** START **

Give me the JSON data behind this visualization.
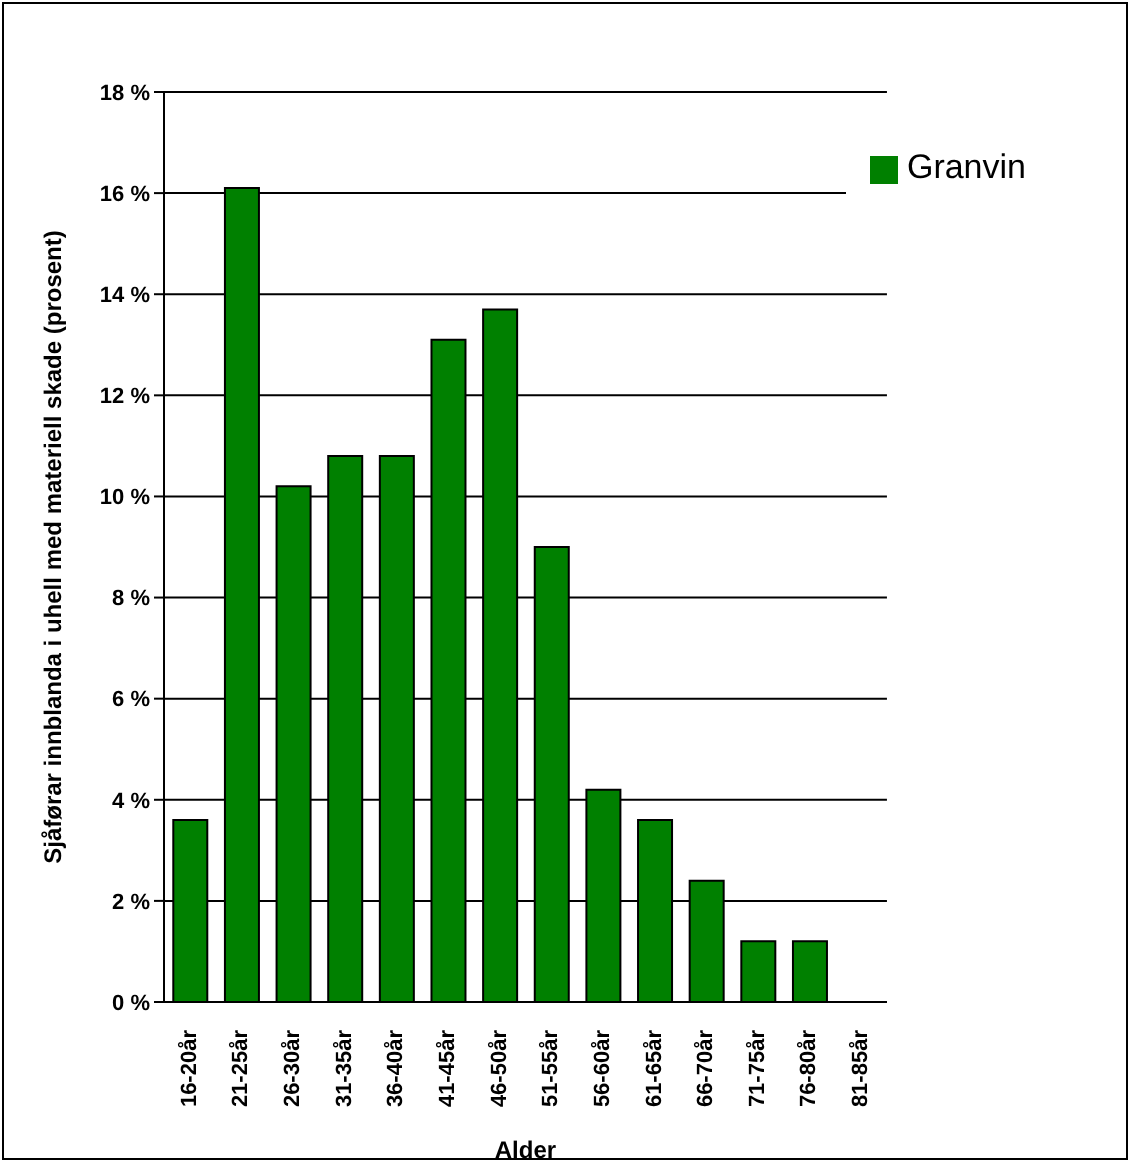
{
  "chart_data": {
    "type": "bar",
    "xlabel": "Alder",
    "ylabel": "Sjåførar innblanda i uhell med materiell skade (prosent)",
    "categories": [
      "16-20år",
      "21-25år",
      "26-30år",
      "31-35år",
      "36-40år",
      "41-45år",
      "46-50år",
      "51-55år",
      "56-60år",
      "61-65år",
      "66-70år",
      "71-75år",
      "76-80år",
      "81-85år"
    ],
    "series": [
      {
        "name": "Granvin",
        "color": "#008000",
        "values": [
          3.6,
          16.1,
          10.2,
          10.8,
          10.8,
          13.1,
          13.7,
          9.0,
          4.2,
          3.6,
          2.4,
          1.2,
          1.2,
          0
        ]
      }
    ],
    "ylim": [
      0,
      18
    ],
    "yticks": [
      {
        "value": 0,
        "label": "0 %"
      },
      {
        "value": 2,
        "label": "2 %"
      },
      {
        "value": 4,
        "label": "4 %"
      },
      {
        "value": 6,
        "label": "6 %"
      },
      {
        "value": 8,
        "label": "8 %"
      },
      {
        "value": 10,
        "label": "10 %"
      },
      {
        "value": 12,
        "label": "12 %"
      },
      {
        "value": 14,
        "label": "14 %"
      },
      {
        "value": 16,
        "label": "16 %"
      },
      {
        "value": 18,
        "label": "18 %"
      }
    ],
    "grid": "y",
    "legend": "top right"
  }
}
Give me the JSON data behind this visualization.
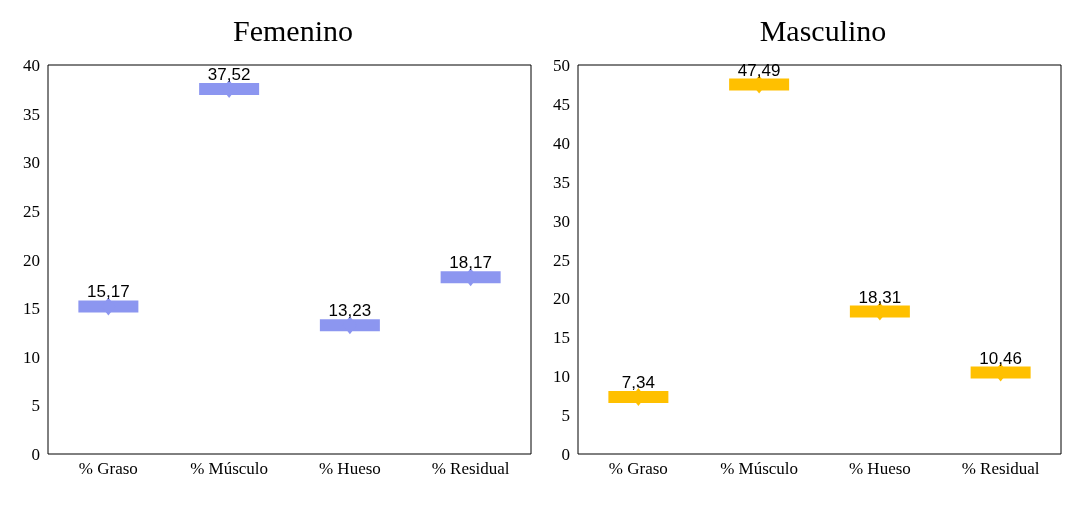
{
  "chart_data": [
    {
      "type": "scatter",
      "title": "Femenino",
      "categories": [
        "% Graso",
        "% Músculo",
        "% Hueso",
        "% Residual"
      ],
      "values": [
        15.17,
        37.52,
        13.23,
        18.17
      ],
      "value_labels": [
        "15,17",
        "37,52",
        "13,23",
        "18,17"
      ],
      "color": "#8c96f0",
      "marker": "diamond",
      "ylim": [
        0,
        40
      ],
      "yticks": [
        0,
        5,
        10,
        15,
        20,
        25,
        30,
        35,
        40
      ]
    },
    {
      "type": "scatter",
      "title": "Masculino",
      "categories": [
        "% Graso",
        "% Músculo",
        "% Hueso",
        "% Residual"
      ],
      "values": [
        7.34,
        47.49,
        18.31,
        10.46
      ],
      "value_labels": [
        "7,34",
        "47,49",
        "18,31",
        "10,46"
      ],
      "color": "#ffc000",
      "marker": "diamond",
      "ylim": [
        0,
        50
      ],
      "yticks": [
        0,
        5,
        10,
        15,
        20,
        25,
        30,
        35,
        40,
        45,
        50
      ]
    }
  ]
}
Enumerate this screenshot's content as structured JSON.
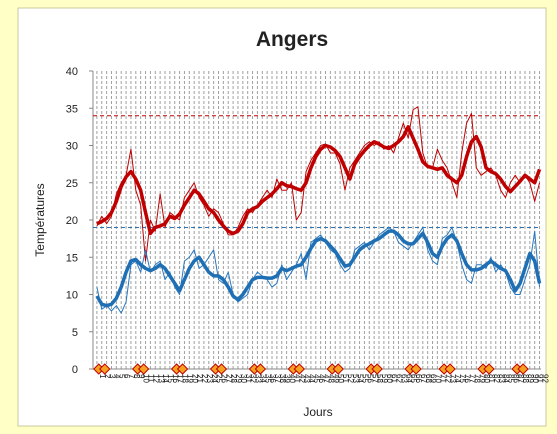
{
  "chart_data": {
    "type": "line",
    "title": "Angers",
    "y_label": "Températures",
    "x_label": "Jours",
    "x": [
      1,
      2,
      3,
      4,
      5,
      6,
      7,
      8,
      9,
      10,
      11,
      12,
      13,
      14,
      15,
      16,
      17,
      18,
      19,
      20,
      21,
      22,
      23,
      24,
      25,
      26,
      27,
      28,
      29,
      30,
      31,
      32,
      33,
      34,
      35,
      36,
      37,
      38,
      39,
      40,
      41,
      42,
      43,
      44,
      45,
      46,
      47,
      48,
      49,
      50,
      51,
      52,
      53,
      54,
      55,
      56,
      57,
      58,
      59,
      60,
      61,
      62,
      63,
      64,
      65,
      66,
      67,
      68,
      69,
      70,
      71,
      72,
      73,
      74,
      75,
      76,
      77,
      78,
      79,
      80,
      81,
      82,
      83,
      84,
      85,
      86,
      87,
      88,
      89,
      90,
      91,
      92
    ],
    "xlim": [
      0.2,
      92.3
    ],
    "ylim": [
      0,
      40
    ],
    "yticks": [
      0,
      5,
      10,
      15,
      20,
      25,
      30,
      35,
      40
    ],
    "grid": true,
    "series": [
      {
        "color": "#c00000",
        "width": 1,
        "values": [
          19.2,
          20.5,
          19.5,
          20.5,
          23.5,
          25,
          26,
          29.5,
          24,
          22,
          14.5,
          20,
          18.5,
          23.5,
          19,
          21,
          20.5,
          20,
          23,
          24,
          25,
          23,
          22,
          20.5,
          21.5,
          21,
          19.5,
          18,
          18,
          19,
          20.5,
          21.5,
          21,
          22,
          23,
          24,
          23,
          25.5,
          24,
          24,
          25,
          20,
          21,
          26.5,
          28,
          29,
          30,
          30.2,
          29,
          29,
          27.5,
          24,
          27,
          28,
          29,
          30,
          30.5,
          30,
          30.5,
          29.5,
          30,
          29,
          31,
          33,
          31,
          34.8,
          35.2,
          29,
          27,
          27,
          29.5,
          28,
          27,
          25,
          23,
          29,
          33,
          34.3,
          27,
          26,
          26.5,
          27,
          26,
          24,
          23,
          25,
          26,
          25,
          26,
          25,
          22.5,
          25
        ]
      },
      {
        "color": "#c00000",
        "width": 3.5,
        "values": [
          19.5,
          19.8,
          20.2,
          21,
          22.5,
          24.5,
          25.8,
          26.5,
          25.5,
          24,
          21,
          18.2,
          19,
          19.2,
          19.5,
          20.5,
          20.2,
          20.8,
          22,
          23,
          24,
          23.5,
          22.5,
          21.5,
          21,
          20,
          19.2,
          18.5,
          18.2,
          18.5,
          19.5,
          21,
          21.5,
          21.8,
          22.5,
          23,
          23.5,
          24.2,
          25,
          24.6,
          24.5,
          24.2,
          24,
          25,
          27,
          28.5,
          29.5,
          30,
          29.8,
          29.3,
          28.5,
          27,
          25.5,
          27.5,
          28.5,
          29.3,
          30,
          30.5,
          30.2,
          29.8,
          29.6,
          30,
          30.5,
          31.2,
          32.5,
          31,
          29.5,
          27.8,
          27.2,
          27,
          26.8,
          27,
          26,
          25.5,
          25,
          26,
          28.5,
          30.5,
          31.2,
          29.8,
          27,
          26.5,
          26.2,
          25.5,
          24.5,
          23.8,
          24.5,
          25.2,
          26,
          25.5,
          25,
          26.8
        ]
      },
      {
        "color": "#2878c0",
        "width": 1,
        "values": [
          11,
          8,
          8.5,
          7.8,
          8.5,
          7.5,
          9,
          14,
          14.5,
          13,
          16,
          13,
          14,
          14.5,
          12,
          13,
          11,
          10,
          14.5,
          15,
          16,
          13.5,
          14,
          15,
          16,
          12,
          11.5,
          13,
          10,
          9,
          9.5,
          10,
          12,
          13,
          12.5,
          12,
          11,
          11.5,
          14,
          12,
          13,
          14,
          15.5,
          12,
          17,
          17.5,
          18,
          17,
          16,
          15.5,
          14,
          13,
          13.5,
          16,
          16.5,
          17,
          16,
          17,
          18,
          18.5,
          19,
          18.5,
          17,
          16.5,
          16,
          17,
          18,
          19,
          16,
          14.5,
          14,
          17.5,
          18,
          19,
          17,
          14,
          12,
          11.5,
          14,
          14,
          13.5,
          15,
          13,
          14,
          13,
          11,
          10,
          10,
          12,
          14,
          18.5,
          11
        ]
      },
      {
        "color": "#1f6fb5",
        "width": 3.5,
        "values": [
          9.8,
          8.7,
          8.5,
          8.7,
          9.5,
          11,
          13,
          14.5,
          14.7,
          14,
          13.5,
          13.2,
          13.5,
          14,
          13.5,
          12.5,
          11.5,
          10.5,
          12,
          13.5,
          14.5,
          15,
          14,
          13,
          12.5,
          12.5,
          12,
          11,
          9.8,
          9.3,
          10,
          11,
          12,
          12.3,
          12.3,
          12.2,
          12.2,
          12.5,
          13.5,
          13.2,
          13.5,
          13.8,
          14,
          15,
          16.2,
          17.2,
          17.5,
          17.2,
          16.5,
          15.8,
          14.8,
          13.8,
          14,
          15,
          16,
          16.5,
          16.8,
          17.2,
          17.5,
          18,
          18.5,
          18.5,
          18,
          17.2,
          16.8,
          16.8,
          17.5,
          18.2,
          17,
          15.5,
          15,
          16.5,
          17.5,
          18,
          17.2,
          15.5,
          14,
          13.3,
          13.3,
          13.5,
          14,
          14.5,
          14,
          13.5,
          13.2,
          12,
          10.5,
          11.5,
          13.5,
          15.5,
          14.5,
          11.5
        ]
      }
    ],
    "reference_lines": [
      {
        "value": 34,
        "color": "#c00000"
      },
      {
        "value": 19,
        "color": "#2e75b6"
      }
    ],
    "markers": {
      "x": [
        2,
        10,
        18,
        26,
        34,
        42,
        50,
        58,
        66,
        73,
        81,
        88
      ],
      "values": [
        0,
        0,
        0,
        0,
        0,
        0,
        0,
        0,
        0,
        0,
        0,
        0
      ],
      "color": "#f4a020"
    }
  }
}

** END **

■ **Required work**
Pull out every line in the material above where "title" occurs.

■ **Right answer**
      "title": "Femenino",
      "title": "Masculino",
    "title": "Angers",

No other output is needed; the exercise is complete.